Your task is to copy every line of the records below that contains "Days".
___ Supplied information
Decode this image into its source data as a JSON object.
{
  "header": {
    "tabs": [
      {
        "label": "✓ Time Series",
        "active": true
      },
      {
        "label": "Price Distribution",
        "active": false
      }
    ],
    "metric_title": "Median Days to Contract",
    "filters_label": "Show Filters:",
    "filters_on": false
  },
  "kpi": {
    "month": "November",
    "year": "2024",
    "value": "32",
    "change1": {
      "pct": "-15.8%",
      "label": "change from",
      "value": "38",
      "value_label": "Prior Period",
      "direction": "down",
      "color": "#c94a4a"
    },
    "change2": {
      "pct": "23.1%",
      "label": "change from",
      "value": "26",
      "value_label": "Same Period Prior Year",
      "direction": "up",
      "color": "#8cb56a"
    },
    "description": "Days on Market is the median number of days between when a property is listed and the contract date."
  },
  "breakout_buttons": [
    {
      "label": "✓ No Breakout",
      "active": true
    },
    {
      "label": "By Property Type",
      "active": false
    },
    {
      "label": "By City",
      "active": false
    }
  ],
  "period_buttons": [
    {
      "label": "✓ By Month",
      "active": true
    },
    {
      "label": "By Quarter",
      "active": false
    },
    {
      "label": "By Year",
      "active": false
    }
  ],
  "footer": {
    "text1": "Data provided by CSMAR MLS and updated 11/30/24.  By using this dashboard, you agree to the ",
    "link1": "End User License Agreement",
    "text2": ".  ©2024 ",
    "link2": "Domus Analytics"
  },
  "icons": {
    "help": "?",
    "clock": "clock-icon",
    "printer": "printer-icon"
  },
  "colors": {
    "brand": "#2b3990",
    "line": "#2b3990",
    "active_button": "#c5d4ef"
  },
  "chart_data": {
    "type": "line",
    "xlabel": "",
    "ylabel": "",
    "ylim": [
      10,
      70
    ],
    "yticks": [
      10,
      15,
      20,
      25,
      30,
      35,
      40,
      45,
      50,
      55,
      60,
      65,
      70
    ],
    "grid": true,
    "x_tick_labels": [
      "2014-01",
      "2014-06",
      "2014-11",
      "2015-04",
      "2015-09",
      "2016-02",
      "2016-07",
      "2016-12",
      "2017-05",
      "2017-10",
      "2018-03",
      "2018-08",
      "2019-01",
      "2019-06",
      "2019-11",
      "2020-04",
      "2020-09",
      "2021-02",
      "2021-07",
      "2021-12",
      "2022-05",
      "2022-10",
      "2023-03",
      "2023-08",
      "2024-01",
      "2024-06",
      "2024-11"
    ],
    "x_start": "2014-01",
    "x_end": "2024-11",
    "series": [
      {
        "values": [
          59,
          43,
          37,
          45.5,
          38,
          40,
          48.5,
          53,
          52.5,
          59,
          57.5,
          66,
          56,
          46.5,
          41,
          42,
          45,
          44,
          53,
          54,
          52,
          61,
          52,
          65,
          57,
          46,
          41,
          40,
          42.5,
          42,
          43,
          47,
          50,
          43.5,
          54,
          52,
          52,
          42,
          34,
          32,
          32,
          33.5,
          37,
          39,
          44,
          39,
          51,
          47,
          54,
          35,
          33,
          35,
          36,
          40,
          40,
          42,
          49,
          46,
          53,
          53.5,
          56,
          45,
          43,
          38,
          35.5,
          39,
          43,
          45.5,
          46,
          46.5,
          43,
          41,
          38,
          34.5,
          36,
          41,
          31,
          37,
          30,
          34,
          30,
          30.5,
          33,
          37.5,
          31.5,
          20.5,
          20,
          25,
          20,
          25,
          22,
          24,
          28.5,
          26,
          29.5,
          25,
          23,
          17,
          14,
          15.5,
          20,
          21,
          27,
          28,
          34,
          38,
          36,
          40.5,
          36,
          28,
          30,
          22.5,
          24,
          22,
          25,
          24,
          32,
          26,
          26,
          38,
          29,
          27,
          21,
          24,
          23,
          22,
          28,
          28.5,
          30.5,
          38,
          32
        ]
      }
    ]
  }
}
______
→ The result:
    "metric_title": "Median Days to Contract",
    "description": "Days on Market is the median number of days between when a property is listed and the contract date."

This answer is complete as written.